WORK TO BE COMPLETED = Copy every line from the data below in which the string "this" can be found.

### EXERCISE INPUT ###

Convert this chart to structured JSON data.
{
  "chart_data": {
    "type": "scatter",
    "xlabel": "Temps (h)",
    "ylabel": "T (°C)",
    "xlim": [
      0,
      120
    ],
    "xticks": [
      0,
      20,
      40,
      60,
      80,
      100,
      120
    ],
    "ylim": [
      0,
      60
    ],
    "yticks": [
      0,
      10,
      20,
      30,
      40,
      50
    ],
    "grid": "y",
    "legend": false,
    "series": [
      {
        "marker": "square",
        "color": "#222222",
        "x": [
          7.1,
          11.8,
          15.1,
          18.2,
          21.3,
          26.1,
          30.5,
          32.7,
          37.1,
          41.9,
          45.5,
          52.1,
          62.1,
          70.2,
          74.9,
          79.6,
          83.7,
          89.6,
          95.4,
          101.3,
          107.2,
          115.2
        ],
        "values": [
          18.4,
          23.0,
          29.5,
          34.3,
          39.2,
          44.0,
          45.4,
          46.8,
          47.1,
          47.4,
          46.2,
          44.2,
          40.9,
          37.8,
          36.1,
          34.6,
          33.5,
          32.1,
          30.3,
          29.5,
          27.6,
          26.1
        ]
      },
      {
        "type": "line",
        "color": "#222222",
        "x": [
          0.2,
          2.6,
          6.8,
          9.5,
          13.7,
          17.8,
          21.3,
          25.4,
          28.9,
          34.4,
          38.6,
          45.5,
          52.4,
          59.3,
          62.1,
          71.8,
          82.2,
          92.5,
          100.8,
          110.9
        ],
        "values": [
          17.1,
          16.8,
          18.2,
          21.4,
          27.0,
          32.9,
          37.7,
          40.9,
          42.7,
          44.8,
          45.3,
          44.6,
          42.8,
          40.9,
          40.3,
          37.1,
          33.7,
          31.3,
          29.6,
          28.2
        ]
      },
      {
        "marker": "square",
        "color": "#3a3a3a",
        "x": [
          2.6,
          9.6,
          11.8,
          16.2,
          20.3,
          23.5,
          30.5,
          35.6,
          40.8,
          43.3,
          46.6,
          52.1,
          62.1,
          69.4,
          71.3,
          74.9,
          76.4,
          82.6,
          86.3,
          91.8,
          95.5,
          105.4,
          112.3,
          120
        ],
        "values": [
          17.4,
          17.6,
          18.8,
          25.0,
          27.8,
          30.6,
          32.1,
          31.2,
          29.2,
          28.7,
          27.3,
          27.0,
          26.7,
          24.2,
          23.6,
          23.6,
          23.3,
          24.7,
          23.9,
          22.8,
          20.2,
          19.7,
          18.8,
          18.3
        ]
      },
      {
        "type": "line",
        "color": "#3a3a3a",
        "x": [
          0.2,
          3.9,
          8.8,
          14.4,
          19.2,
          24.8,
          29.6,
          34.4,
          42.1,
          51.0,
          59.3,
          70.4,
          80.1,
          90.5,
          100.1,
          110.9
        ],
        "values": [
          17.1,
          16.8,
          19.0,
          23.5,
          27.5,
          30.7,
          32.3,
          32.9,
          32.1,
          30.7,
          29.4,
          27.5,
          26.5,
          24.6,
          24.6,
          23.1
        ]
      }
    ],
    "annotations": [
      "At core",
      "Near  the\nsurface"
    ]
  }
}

###
### EXERCISE INPUT ###

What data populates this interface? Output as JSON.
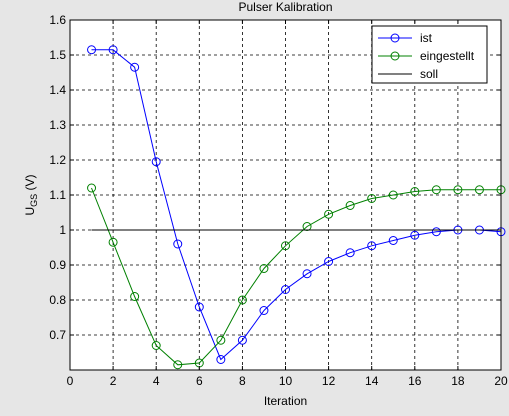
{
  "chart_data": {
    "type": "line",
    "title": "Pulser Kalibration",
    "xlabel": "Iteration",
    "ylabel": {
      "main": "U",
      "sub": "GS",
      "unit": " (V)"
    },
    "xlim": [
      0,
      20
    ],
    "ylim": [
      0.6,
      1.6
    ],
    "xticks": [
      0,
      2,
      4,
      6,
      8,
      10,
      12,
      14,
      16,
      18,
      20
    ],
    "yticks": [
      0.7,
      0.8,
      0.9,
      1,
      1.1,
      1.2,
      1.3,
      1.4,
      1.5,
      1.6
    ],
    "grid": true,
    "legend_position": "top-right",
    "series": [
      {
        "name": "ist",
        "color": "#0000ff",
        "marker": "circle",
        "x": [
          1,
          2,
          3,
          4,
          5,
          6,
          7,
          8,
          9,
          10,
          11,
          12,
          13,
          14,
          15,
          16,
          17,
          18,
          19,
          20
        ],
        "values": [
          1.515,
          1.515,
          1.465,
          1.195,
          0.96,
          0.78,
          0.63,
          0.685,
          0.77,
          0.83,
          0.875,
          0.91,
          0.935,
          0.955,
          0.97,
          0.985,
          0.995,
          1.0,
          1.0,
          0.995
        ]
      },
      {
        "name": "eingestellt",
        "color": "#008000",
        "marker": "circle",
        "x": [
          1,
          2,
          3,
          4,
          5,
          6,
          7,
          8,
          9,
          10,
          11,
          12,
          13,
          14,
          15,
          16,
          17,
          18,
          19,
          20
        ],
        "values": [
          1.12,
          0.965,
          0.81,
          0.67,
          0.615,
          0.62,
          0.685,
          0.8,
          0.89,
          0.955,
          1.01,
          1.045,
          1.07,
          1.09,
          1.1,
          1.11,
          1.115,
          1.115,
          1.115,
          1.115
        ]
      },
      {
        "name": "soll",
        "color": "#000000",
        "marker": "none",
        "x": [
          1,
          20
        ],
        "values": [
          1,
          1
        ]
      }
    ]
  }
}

###

WORKED ANSWER =
Convert this chart to structured JSON data.
What data populates this interface? Output as JSON.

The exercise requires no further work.